Narrow the data below down to the lines containing "fill".

++++ INPUT DATA ++++

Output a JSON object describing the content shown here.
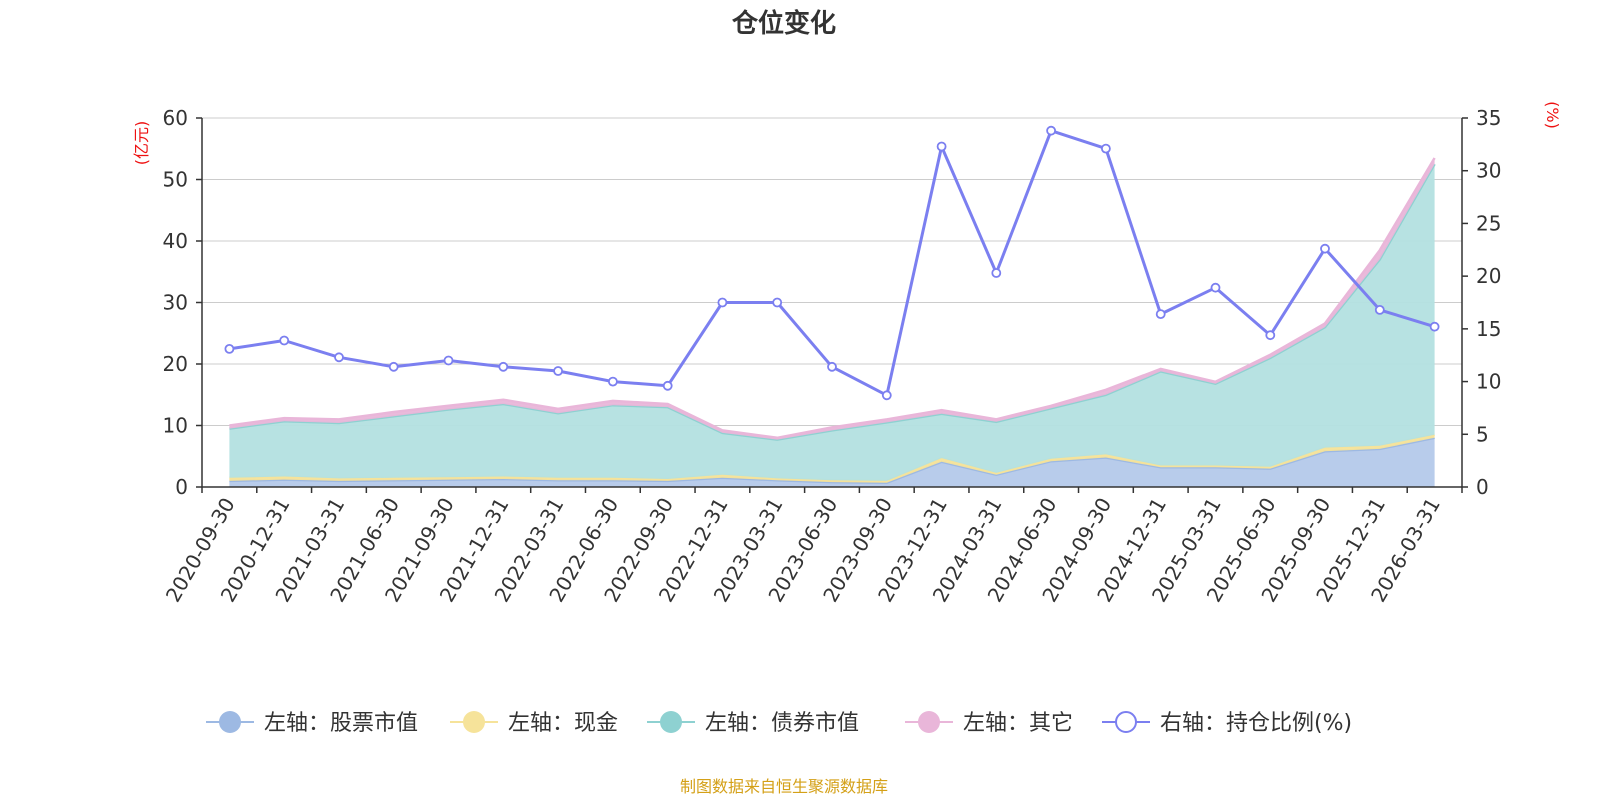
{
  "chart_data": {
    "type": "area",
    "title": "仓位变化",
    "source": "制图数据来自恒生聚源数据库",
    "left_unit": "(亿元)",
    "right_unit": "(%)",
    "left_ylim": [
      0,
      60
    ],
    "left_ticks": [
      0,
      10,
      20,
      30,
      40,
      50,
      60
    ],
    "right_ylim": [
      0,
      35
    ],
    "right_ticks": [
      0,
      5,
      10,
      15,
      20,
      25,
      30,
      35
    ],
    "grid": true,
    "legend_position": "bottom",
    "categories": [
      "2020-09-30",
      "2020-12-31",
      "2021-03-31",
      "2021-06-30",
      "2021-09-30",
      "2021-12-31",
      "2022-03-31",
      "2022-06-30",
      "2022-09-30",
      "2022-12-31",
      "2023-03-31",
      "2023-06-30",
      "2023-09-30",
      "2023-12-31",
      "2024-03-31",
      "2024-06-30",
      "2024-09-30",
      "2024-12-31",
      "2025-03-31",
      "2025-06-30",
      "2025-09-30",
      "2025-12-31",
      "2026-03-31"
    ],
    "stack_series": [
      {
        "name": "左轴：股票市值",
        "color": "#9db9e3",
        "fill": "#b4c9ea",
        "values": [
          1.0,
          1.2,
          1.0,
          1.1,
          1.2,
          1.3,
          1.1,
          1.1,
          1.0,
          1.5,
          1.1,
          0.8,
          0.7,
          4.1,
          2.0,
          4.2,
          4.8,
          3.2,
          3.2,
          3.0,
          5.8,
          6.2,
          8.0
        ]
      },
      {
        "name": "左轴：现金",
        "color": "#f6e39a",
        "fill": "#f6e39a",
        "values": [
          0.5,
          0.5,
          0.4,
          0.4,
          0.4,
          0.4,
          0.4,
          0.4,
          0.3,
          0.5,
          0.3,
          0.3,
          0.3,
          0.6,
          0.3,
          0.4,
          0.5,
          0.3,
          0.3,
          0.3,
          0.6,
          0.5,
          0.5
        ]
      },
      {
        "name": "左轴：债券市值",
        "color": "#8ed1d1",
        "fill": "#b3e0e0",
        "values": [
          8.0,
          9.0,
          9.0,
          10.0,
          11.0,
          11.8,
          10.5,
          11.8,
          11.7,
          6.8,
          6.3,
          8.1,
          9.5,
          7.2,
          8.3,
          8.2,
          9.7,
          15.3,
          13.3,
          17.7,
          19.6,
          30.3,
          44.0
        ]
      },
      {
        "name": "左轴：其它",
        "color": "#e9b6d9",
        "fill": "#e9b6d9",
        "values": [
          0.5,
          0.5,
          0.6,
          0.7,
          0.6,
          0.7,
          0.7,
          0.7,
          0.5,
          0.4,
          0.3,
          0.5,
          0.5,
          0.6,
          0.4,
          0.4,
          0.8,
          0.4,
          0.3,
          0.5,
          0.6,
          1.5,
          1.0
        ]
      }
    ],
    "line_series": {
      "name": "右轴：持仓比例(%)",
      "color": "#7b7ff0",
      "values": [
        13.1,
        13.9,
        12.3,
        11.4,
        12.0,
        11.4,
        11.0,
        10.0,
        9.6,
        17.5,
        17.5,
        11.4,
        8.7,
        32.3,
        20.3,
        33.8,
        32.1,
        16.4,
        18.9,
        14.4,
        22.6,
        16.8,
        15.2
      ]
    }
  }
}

++++

▸ ANSWER TO THE TASK
        "fill": "#b4c9ea",
        "fill": "#f6e39a",
        "fill": "#b3e0e0",
        "fill": "#e9b6d9",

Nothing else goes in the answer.